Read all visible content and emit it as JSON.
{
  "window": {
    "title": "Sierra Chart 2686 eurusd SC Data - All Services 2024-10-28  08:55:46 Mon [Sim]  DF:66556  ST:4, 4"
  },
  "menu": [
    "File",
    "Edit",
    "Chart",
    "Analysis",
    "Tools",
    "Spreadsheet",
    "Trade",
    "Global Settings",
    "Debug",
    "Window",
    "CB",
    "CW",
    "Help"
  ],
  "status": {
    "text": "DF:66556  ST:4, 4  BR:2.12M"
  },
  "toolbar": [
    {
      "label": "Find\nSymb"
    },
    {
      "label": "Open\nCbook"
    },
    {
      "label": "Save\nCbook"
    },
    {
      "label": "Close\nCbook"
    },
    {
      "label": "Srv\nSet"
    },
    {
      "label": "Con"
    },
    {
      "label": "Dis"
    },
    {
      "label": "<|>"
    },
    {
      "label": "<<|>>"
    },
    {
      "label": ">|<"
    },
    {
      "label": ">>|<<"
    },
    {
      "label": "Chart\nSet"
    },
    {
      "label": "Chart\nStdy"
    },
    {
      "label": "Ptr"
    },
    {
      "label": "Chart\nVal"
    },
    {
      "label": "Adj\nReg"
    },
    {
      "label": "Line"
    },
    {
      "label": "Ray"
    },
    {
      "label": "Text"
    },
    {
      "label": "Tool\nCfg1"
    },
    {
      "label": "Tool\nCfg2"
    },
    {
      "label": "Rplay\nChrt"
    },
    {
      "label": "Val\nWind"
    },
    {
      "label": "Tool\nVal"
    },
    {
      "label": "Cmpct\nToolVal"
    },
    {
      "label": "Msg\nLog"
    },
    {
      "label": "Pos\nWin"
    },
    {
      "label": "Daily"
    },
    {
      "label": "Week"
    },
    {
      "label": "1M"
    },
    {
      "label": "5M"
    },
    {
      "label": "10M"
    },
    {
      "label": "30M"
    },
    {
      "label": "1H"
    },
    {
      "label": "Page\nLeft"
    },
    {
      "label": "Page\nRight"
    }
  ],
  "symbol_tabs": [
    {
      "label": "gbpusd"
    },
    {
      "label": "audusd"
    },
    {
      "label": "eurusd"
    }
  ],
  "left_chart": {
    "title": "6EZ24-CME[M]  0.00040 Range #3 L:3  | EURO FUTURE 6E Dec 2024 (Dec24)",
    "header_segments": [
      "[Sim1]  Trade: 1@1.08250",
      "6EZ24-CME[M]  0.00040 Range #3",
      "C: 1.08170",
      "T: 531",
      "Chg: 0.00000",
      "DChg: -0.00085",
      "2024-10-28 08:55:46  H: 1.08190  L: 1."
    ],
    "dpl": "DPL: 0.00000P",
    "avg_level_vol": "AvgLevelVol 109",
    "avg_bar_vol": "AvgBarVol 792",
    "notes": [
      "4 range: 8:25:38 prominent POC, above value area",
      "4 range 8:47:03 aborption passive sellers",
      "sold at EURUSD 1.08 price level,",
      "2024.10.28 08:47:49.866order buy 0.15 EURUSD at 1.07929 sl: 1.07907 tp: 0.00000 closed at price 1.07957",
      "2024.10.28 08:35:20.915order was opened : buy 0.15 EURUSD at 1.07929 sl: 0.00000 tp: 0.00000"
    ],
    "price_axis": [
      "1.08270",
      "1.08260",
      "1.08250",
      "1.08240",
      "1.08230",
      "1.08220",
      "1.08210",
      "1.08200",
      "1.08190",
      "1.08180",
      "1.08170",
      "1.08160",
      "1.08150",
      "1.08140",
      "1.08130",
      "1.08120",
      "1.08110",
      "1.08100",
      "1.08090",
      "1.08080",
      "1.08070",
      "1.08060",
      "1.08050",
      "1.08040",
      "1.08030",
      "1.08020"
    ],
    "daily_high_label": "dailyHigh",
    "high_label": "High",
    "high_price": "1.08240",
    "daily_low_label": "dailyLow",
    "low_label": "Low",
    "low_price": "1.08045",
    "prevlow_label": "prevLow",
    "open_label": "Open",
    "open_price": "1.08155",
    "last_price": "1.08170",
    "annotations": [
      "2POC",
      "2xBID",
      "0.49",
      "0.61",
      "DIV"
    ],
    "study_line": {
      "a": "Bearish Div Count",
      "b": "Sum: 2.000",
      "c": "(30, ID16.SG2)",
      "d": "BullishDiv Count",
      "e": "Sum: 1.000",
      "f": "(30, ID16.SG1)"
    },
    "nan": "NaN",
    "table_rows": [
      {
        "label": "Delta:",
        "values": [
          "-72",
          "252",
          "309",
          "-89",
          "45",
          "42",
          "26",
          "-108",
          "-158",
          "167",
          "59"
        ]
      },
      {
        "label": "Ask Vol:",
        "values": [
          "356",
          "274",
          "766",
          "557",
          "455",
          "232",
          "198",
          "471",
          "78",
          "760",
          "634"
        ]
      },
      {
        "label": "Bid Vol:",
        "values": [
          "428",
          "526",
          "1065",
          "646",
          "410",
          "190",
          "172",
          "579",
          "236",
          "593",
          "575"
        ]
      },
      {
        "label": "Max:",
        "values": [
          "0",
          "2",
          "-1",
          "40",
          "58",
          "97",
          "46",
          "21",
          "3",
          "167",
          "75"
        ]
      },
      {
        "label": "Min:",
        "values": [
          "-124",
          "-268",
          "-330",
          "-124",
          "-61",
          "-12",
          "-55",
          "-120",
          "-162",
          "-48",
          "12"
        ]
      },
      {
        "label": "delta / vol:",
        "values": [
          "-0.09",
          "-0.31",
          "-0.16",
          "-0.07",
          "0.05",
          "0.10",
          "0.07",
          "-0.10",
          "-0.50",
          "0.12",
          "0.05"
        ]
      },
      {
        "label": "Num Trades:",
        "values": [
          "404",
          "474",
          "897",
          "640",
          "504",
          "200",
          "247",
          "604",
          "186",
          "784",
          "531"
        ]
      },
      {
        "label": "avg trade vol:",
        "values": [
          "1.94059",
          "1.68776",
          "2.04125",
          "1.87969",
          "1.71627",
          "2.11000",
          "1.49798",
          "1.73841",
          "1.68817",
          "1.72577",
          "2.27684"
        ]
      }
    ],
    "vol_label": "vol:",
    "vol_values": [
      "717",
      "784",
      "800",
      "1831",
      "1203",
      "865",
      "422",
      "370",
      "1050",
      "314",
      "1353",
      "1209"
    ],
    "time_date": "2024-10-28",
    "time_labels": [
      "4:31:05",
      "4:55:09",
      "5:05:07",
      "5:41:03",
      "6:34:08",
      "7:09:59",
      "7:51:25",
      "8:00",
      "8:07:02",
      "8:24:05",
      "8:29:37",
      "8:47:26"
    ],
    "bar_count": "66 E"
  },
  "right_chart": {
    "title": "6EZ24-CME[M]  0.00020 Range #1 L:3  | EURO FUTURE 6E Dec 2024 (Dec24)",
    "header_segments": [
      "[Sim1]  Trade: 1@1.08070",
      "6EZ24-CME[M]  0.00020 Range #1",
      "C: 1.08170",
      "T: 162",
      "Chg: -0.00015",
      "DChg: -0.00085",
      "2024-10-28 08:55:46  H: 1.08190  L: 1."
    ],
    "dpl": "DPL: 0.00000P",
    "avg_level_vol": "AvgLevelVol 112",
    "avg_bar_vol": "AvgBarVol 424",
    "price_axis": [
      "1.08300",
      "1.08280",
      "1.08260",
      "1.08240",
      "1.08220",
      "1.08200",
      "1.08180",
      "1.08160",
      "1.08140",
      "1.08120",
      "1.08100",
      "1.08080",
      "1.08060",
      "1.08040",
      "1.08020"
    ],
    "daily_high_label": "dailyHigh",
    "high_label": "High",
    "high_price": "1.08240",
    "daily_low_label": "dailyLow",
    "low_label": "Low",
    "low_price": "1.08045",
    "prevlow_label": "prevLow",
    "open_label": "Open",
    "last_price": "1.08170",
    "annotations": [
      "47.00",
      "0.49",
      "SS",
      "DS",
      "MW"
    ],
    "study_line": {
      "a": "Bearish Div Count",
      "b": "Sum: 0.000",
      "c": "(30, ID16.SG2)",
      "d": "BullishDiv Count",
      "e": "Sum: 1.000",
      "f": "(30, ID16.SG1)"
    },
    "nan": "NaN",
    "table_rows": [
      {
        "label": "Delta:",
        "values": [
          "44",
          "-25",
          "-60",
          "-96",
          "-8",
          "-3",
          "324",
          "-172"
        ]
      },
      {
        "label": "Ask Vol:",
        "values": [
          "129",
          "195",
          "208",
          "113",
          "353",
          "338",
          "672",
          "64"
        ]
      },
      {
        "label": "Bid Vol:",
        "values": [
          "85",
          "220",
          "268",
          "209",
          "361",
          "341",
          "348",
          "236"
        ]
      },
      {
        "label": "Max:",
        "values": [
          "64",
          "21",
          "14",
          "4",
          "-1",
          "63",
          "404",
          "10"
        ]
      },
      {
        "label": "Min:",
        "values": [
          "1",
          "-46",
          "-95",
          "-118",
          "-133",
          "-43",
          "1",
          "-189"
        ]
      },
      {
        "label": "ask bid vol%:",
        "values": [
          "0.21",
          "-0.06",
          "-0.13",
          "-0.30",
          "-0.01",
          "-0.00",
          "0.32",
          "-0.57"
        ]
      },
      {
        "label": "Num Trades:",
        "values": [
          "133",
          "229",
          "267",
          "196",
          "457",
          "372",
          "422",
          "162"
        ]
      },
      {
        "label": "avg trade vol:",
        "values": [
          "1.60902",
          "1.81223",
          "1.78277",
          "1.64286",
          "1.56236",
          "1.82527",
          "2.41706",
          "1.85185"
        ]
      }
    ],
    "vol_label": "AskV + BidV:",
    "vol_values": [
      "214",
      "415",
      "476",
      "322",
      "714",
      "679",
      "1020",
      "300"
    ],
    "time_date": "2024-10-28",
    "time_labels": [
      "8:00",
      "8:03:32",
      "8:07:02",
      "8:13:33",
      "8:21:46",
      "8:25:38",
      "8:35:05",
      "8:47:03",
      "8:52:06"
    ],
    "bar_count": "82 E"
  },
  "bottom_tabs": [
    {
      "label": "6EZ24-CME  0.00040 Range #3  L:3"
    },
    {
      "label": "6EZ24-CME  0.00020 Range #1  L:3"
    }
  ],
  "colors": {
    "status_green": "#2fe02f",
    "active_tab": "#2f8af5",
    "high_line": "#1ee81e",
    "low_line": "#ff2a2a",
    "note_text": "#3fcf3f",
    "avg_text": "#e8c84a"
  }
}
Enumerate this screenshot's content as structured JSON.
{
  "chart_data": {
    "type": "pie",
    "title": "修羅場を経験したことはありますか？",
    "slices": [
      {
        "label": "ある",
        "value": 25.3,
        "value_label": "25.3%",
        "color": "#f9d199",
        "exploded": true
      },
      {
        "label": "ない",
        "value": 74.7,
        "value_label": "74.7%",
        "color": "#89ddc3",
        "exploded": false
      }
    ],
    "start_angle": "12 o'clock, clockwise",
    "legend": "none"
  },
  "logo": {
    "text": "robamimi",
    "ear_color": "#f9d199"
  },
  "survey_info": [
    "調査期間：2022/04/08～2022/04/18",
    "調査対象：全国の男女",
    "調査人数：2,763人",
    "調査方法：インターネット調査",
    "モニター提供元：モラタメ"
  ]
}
○ ○ ○ ○ ○ ○ ○
- Written request:
Return the lines beginning at the one that contains "Enumerate this screenshot's" and continuing through the last line of the data, exactly as they stand and without any others.

- Exercise output:
Enumerate this screenshot's content as structured JSON.
{
  "chart_data": {
    "type": "pie",
    "title": "修羅場を経験したことはありますか？",
    "slices": [
      {
        "label": "ある",
        "value": 25.3,
        "value_label": "25.3%",
        "color": "#f9d199",
        "exploded": true
      },
      {
        "label": "ない",
        "value": 74.7,
        "value_label": "74.7%",
        "color": "#89ddc3",
        "exploded": false
      }
    ],
    "start_angle": "12 o'clock, clockwise",
    "legend": "none"
  },
  "logo": {
    "text": "robamimi",
    "ear_color": "#f9d199"
  },
  "survey_info": [
    "調査期間：2022/04/08～2022/04/18",
    "調査対象：全国の男女",
    "調査人数：2,763人",
    "調査方法：インターネット調査",
    "モニター提供元：モラタメ"
  ]
}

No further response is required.